[start Stored data]
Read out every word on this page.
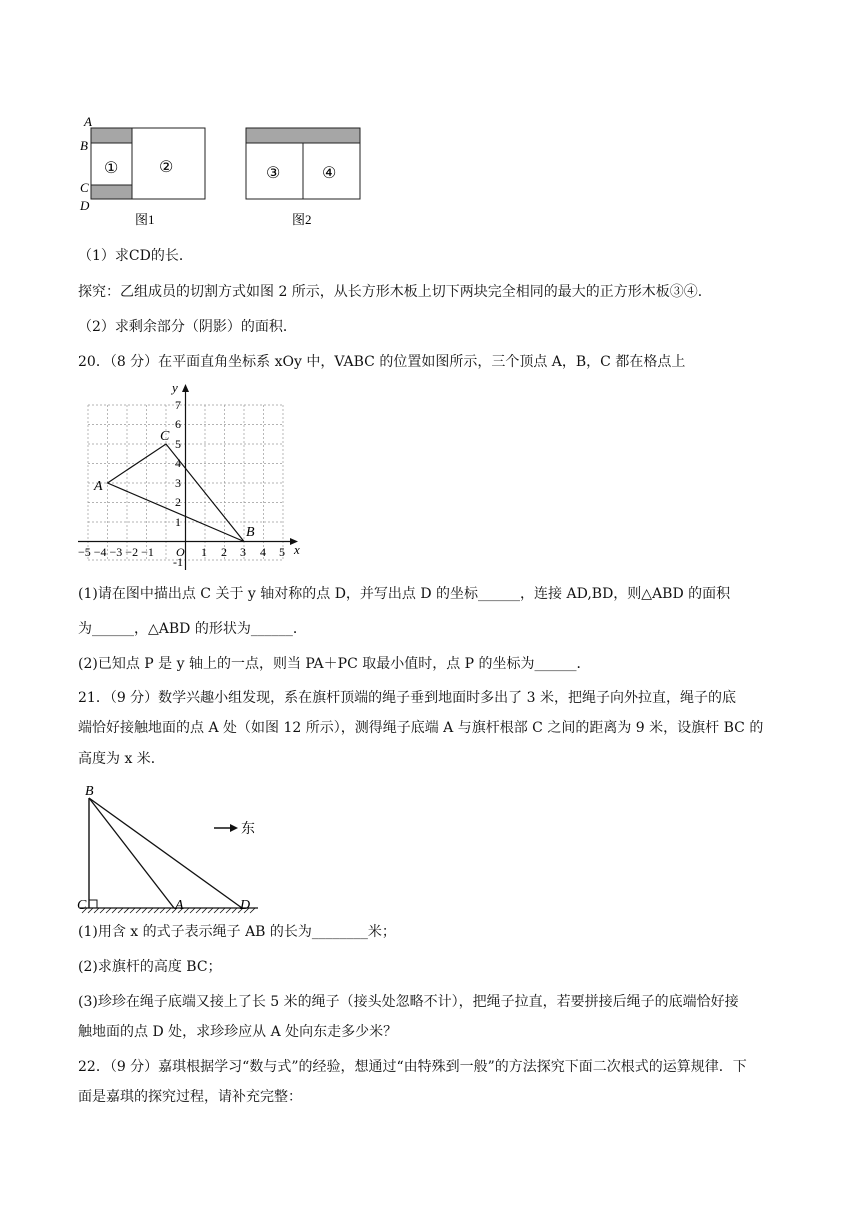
A
B
C
D
①	②
图1
③	④
图2
（1）求CD的长．
探究：乙组成员的切割方式如图 2 所示，从长方形木板上切下两块完全相同的最大的正方形木板③④．
（2）求剩余部分（阴影）的面积．
20．（8 分）在平面直角坐标系 xOy 中，VABC 的位置如图所示，三个顶点 A，B，C 都在格点上
y
x
7
6
5
4
3
2
1
-1
−5 −4 −3 −2 −1 O 1 2 3 4 5
A
B
C
(1)请在图中描出点 C 关于 y 轴对称的点 D，并写出点 D 的坐标______，连接 AD,BD，则△ABD 的面积
为______，△ABD 的形状为______．
(2)已知点 P 是 y 轴上的一点，则当 PA＋PC 取最小值时，点 P 的坐标为______．
21．（9 分）数学兴趣小组发现，系在旗杆顶端的绳子垂到地面时多出了 3 米，把绳子向外拉直，绳子的底
端恰好接触地面的点 A 处（如图 12 所示），测得绳子底端 A 与旗杆根部 C 之间的距离为 9 米，设旗杆 BC 的
高度为 x 米．
B
C	A	D
东
(1)用含 x 的式子表示绳子 AB 的长为________米；
(2)求旗杆的高度 BC；
(3)珍珍在绳子底端又接上了长 5 米的绳子（接头处忽略不计），把绳子拉直，若要拼接后绳子的底端恰好接
触地面的点 D 处，求珍珍应从 A 处向东走多少米？
22．（9 分）嘉琪根据学习“数与式”的经验，想通过“由特殊到一般”的方法探究下面二次根式的运算规律．下
面是嘉琪的探究过程，请补充完整：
[end Stored data]
What this task involves: Repeat every record above exactly, but leave out any pictures.

Written reply:
Read out every word on this page.
A
B
C
D
①	②
图1
③	④
图2
（1）求CD的长．
探究：乙组成员的切割方式如图 2 所示，从长方形木板上切下两块完全相同的最大的正方形木板③④．
（2）求剩余部分（阴影）的面积．
20．（8 分）在平面直角坐标系 xOy 中，VABC 的位置如图所示，三个顶点 A，B，C 都在格点上
y
x
7
6
5
4
3
2
1
-1
−5 −4 −3 −2 −1 O 1 2 3 4 5
A
B
C
(1)请在图中描出点 C 关于 y 轴对称的点 D，并写出点 D 的坐标______，连接 AD,BD，则△ABD 的面积
为______，△ABD 的形状为______．
(2)已知点 P 是 y 轴上的一点，则当 PA＋PC 取最小值时，点 P 的坐标为______．
21．（9 分）数学兴趣小组发现，系在旗杆顶端的绳子垂到地面时多出了 3 米，把绳子向外拉直，绳子的底
端恰好接触地面的点 A 处（如图 12 所示），测得绳子底端 A 与旗杆根部 C 之间的距离为 9 米，设旗杆 BC 的
高度为 x 米．
B
C	A	D
东
(1)用含 x 的式子表示绳子 AB 的长为________米；
(2)求旗杆的高度 BC；
(3)珍珍在绳子底端又接上了长 5 米的绳子（接头处忽略不计），把绳子拉直，若要拼接后绳子的底端恰好接
触地面的点 D 处，求珍珍应从 A 处向东走多少米？
22．（9 分）嘉琪根据学习“数与式”的经验，想通过“由特殊到一般”的方法探究下面二次根式的运算规律．下
面是嘉琪的探究过程，请补充完整：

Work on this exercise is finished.